Repeat everything in the material exactly.

───── STORED ROWS

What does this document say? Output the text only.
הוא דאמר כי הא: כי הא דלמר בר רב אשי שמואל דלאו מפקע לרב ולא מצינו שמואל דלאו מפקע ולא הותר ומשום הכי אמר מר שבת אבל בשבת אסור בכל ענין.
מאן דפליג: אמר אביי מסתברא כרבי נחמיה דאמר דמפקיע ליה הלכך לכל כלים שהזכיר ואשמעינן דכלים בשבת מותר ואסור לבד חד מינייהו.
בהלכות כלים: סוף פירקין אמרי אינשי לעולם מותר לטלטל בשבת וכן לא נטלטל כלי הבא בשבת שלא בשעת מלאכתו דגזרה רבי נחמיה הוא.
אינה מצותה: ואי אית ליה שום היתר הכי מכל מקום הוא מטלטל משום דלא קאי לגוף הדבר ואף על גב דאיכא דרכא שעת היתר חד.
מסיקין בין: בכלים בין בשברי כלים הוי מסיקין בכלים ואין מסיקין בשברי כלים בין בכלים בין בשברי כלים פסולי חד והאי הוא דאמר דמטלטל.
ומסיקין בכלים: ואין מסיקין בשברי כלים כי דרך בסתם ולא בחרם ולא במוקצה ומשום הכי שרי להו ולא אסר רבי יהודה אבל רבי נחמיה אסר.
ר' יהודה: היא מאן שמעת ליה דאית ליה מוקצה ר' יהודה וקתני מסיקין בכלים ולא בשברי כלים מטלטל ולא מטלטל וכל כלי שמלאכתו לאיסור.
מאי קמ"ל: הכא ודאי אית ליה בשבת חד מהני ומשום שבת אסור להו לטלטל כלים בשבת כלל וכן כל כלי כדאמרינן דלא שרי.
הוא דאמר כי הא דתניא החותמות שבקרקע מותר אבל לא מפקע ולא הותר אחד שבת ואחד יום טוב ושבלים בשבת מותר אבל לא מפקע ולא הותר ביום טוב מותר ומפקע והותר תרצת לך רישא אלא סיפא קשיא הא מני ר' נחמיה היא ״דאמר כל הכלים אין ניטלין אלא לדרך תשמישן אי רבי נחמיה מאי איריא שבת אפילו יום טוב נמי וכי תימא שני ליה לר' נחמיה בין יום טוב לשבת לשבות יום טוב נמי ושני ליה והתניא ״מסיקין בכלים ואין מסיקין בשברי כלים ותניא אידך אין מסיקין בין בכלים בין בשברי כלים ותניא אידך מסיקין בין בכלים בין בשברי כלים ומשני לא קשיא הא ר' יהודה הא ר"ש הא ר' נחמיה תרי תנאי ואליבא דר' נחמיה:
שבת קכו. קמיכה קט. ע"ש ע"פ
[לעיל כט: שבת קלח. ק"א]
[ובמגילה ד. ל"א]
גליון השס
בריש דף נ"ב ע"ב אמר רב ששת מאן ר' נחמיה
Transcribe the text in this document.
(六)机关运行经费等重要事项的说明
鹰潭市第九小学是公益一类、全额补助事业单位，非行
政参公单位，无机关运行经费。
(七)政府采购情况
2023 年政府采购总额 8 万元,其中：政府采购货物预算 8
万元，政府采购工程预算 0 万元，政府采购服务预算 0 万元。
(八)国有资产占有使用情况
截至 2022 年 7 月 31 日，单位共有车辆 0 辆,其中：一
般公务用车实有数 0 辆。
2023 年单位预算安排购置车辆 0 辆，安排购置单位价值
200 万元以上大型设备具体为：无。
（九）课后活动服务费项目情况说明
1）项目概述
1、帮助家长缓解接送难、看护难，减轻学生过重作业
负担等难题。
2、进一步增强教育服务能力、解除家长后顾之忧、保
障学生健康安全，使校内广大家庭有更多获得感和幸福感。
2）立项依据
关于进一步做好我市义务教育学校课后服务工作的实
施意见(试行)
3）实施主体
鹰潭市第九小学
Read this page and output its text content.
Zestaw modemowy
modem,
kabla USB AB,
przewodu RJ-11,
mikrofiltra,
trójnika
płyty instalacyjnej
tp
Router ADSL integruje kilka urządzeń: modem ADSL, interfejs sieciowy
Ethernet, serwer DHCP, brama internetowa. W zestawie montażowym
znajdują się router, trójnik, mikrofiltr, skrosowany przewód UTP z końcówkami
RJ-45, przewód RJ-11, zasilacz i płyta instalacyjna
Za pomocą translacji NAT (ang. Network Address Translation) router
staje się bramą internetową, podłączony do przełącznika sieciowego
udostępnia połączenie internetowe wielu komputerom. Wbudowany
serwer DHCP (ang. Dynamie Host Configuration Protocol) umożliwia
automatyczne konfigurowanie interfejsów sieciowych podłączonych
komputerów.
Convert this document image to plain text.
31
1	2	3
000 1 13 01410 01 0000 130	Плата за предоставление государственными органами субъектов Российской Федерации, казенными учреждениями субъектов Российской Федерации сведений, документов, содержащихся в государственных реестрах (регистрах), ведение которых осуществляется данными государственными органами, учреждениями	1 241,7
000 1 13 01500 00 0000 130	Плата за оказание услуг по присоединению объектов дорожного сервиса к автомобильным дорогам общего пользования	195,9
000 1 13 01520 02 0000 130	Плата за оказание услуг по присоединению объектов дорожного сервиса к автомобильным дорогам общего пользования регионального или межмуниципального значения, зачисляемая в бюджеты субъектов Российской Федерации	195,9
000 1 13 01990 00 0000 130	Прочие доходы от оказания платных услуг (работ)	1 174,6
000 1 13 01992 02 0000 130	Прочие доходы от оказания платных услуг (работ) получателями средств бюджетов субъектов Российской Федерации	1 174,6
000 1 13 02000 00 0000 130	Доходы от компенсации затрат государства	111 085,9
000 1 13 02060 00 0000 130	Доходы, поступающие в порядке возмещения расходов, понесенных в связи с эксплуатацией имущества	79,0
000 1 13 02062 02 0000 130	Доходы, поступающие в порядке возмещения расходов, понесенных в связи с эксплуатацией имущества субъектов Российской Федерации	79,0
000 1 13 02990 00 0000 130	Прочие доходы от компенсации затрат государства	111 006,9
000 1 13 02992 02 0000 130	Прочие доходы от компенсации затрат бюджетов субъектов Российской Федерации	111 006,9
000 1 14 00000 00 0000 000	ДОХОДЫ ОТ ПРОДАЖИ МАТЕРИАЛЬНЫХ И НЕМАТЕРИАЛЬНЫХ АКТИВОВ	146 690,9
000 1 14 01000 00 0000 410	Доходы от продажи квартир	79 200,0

──────────

» **SOLUTION TO THIS PROBLEM**:
What does this document say? Output the text only.
הוא דאמר כי הא: כי הא דלמר בר רב אשי שמואל דלאו מפקע לרב ולא מצינו שמואל דלאו מפקע ולא הותר ומשום הכי אמר מר שבת אבל בשבת אסור בכל ענין.
מאן דפליג: אמר אביי מסתברא כרבי נחמיה דאמר דמפקיע ליה הלכך לכל כלים שהזכיר ואשמעינן דכלים בשבת מותר ואסור לבד חד מינייהו.
בהלכות כלים: סוף פירקין אמרי אינשי לעולם מותר לטלטל בשבת וכן לא נטלטל כלי הבא בשבת שלא בשעת מלאכתו דגזרה רבי נחמיה הוא.
אינה מצותה: ואי אית ליה שום היתר הכי מכל מקום הוא מטלטל משום דלא קאי לגוף הדבר ואף על גב דאיכא דרכא שעת היתר חד.
מסיקין בין: בכלים בין בשברי כלים הוי מסיקין בכלים ואין מסיקין בשברי כלים בין בכלים בין בשברי כלים פסולי חד והאי הוא דאמר דמטלטל.
ומסיקין בכלים: ואין מסיקין בשברי כלים כי דרך בסתם ולא בחרם ולא במוקצה ומשום הכי שרי להו ולא אסר רבי יהודה אבל רבי נחמיה אסר.
ר' יהודה: היא מאן שמעת ליה דאית ליה מוקצה ר' יהודה וקתני מסיקין בכלים ולא בשברי כלים מטלטל ולא מטלטל וכל כלי שמלאכתו לאיסור.
מאי קמ"ל: הכא ודאי אית ליה בשבת חד מהני ומשום שבת אסור להו לטלטל כלים בשבת כלל וכן כל כלי כדאמרינן דלא שרי.
הוא דאמר כי הא דתניא החותמות שבקרקע מותר אבל לא מפקע ולא הותר אחד שבת ואחד יום טוב ושבלים בשבת מותר אבל לא מפקע ולא הותר ביום טוב מותר ומפקע והותר תרצת לך רישא אלא סיפא קשיא הא מני ר' נחמיה היא ״דאמר כל הכלים אין ניטלין אלא לדרך תשמישן אי רבי נחמיה מאי איריא שבת אפילו יום טוב נמי וכי תימא שני ליה לר' נחמיה בין יום טוב לשבת לשבות יום טוב נמי ושני ליה והתניא ״מסיקין בכלים ואין מסיקין בשברי כלים ותניא אידך אין מסיקין בין בכלים בין בשברי כלים ותניא אידך מסיקין בין בכלים בין בשברי כלים ומשני לא קשיא הא ר' יהודה הא ר"ש הא ר' נחמיה תרי תנאי ואליבא דר' נחמיה:
שבת קכו. קמיכה קט. ע"ש ע"פ
[לעיל כט: שבת קלח. ק"א]
[ובמגילה ד. ל"א]
גליון השס
בריש דף נ"ב ע"ב אמר רב ששת מאן ר' נחמיה
Transcribe the text in this document.
(六)机关运行经费等重要事项的说明
鹰潭市第九小学是公益一类、全额补助事业单位，非行
政参公单位，无机关运行经费。
(七)政府采购情况
2023 年政府采购总额 8 万元,其中：政府采购货物预算 8
万元，政府采购工程预算 0 万元，政府采购服务预算 0 万元。
(八)国有资产占有使用情况
截至 2022 年 7 月 31 日，单位共有车辆 0 辆,其中：一
般公务用车实有数 0 辆。
2023 年单位预算安排购置车辆 0 辆，安排购置单位价值
200 万元以上大型设备具体为：无。
（九）课后活动服务费项目情况说明
1）项目概述
1、帮助家长缓解接送难、看护难，减轻学生过重作业
负担等难题。
2、进一步增强教育服务能力、解除家长后顾之忧、保
障学生健康安全，使校内广大家庭有更多获得感和幸福感。
2）立项依据
关于进一步做好我市义务教育学校课后服务工作的实
施意见(试行)
3）实施主体
鹰潭市第九小学
Read this page and output its text content.
Zestaw modemowy
modem,
kabla USB AB,
przewodu RJ-11,
mikrofiltra,
trójnika
płyty instalacyjnej
tp
Router ADSL integruje kilka urządzeń: modem ADSL, interfejs sieciowy
Ethernet, serwer DHCP, brama internetowa. W zestawie montażowym
znajdują się router, trójnik, mikrofiltr, skrosowany przewód UTP z końcówkami
RJ-45, przewód RJ-11, zasilacz i płyta instalacyjna
Za pomocą translacji NAT (ang. Network Address Translation) router
staje się bramą internetową, podłączony do przełącznika sieciowego
udostępnia połączenie internetowe wielu komputerom. Wbudowany
serwer DHCP (ang. Dynamie Host Configuration Protocol) umożliwia
automatyczne konfigurowanie interfejsów sieciowych podłączonych
komputerów.
Convert this document image to plain text.
31
1	2	3
000 1 13 01410 01 0000 130	Плата за предоставление государственными органами субъектов Российской Федерации, казенными учреждениями субъектов Российской Федерации сведений, документов, содержащихся в государственных реестрах (регистрах), ведение которых осуществляется данными государственными органами, учреждениями	1 241,7
000 1 13 01500 00 0000 130	Плата за оказание услуг по присоединению объектов дорожного сервиса к автомобильным дорогам общего пользования	195,9
000 1 13 01520 02 0000 130	Плата за оказание услуг по присоединению объектов дорожного сервиса к автомобильным дорогам общего пользования регионального или межмуниципального значения, зачисляемая в бюджеты субъектов Российской Федерации	195,9
000 1 13 01990 00 0000 130	Прочие доходы от оказания платных услуг (работ)	1 174,6
000 1 13 01992 02 0000 130	Прочие доходы от оказания платных услуг (работ) получателями средств бюджетов субъектов Российской Федерации	1 174,6
000 1 13 02000 00 0000 130	Доходы от компенсации затрат государства	111 085,9
000 1 13 02060 00 0000 130	Доходы, поступающие в порядке возмещения расходов, понесенных в связи с эксплуатацией имущества	79,0
000 1 13 02062 02 0000 130	Доходы, поступающие в порядке возмещения расходов, понесенных в связи с эксплуатацией имущества субъектов Российской Федерации	79,0
000 1 13 02990 00 0000 130	Прочие доходы от компенсации затрат государства	111 006,9
000 1 13 02992 02 0000 130	Прочие доходы от компенсации затрат бюджетов субъектов Российской Федерации	111 006,9
000 1 14 00000 00 0000 000	ДОХОДЫ ОТ ПРОДАЖИ МАТЕРИАЛЬНЫХ И НЕМАТЕРИАЛЬНЫХ АКТИВОВ	146 690,9
000 1 14 01000 00 0000 410	Доходы от продажи квартир	79 200,0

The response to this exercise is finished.